____ PROVIDED DATA
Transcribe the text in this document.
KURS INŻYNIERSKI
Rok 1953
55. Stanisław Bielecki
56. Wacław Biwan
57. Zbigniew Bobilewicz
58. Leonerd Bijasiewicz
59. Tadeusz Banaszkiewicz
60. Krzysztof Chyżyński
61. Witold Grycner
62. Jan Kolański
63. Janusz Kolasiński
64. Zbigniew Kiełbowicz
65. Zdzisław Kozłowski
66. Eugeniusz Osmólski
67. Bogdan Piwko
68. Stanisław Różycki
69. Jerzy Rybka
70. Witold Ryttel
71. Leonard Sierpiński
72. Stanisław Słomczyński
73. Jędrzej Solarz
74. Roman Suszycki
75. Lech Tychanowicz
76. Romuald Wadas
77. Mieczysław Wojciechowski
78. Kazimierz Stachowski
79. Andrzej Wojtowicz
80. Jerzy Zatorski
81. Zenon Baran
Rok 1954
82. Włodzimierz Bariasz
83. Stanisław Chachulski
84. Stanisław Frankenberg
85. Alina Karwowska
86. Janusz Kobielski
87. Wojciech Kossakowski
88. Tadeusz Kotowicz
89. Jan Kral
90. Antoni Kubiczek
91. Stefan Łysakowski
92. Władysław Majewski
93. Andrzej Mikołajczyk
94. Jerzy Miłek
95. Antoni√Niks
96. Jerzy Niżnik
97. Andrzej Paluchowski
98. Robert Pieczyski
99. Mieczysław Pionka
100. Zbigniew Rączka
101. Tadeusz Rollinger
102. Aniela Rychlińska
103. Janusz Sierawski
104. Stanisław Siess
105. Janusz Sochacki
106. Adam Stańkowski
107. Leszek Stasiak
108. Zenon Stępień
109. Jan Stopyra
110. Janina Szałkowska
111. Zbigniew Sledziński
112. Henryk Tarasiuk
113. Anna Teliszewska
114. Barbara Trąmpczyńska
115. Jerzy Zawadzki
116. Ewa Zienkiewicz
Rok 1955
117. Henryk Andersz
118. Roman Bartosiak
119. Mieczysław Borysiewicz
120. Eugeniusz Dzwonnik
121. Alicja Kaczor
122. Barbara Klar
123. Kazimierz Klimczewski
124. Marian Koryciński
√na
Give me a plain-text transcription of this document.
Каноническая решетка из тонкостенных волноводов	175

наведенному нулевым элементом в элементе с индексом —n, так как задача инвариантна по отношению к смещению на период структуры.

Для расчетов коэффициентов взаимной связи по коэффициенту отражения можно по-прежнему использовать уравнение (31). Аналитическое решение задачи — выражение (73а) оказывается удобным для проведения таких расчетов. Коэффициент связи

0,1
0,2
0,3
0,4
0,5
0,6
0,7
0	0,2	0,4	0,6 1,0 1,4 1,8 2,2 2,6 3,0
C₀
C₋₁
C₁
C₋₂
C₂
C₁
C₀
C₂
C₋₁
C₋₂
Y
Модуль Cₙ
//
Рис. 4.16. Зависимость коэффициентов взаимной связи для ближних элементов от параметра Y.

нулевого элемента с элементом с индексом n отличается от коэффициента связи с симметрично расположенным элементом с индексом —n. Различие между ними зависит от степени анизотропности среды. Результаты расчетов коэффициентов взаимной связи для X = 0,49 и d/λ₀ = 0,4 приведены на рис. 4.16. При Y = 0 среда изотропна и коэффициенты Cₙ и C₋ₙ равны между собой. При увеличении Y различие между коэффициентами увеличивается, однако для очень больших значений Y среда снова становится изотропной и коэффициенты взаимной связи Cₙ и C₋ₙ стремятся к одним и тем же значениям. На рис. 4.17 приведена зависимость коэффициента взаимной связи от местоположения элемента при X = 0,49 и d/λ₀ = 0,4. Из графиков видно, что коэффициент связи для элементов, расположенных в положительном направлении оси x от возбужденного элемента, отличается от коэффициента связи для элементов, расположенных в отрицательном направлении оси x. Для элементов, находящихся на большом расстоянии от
________
* **PROBLEM DESCRIPTION**
Extract all lines containing the word "Tadeusz".

* **REPLY**
59. Tadeusz Banaszkiewicz
88. Tadeusz Kotowicz
101. Tadeusz Rollinger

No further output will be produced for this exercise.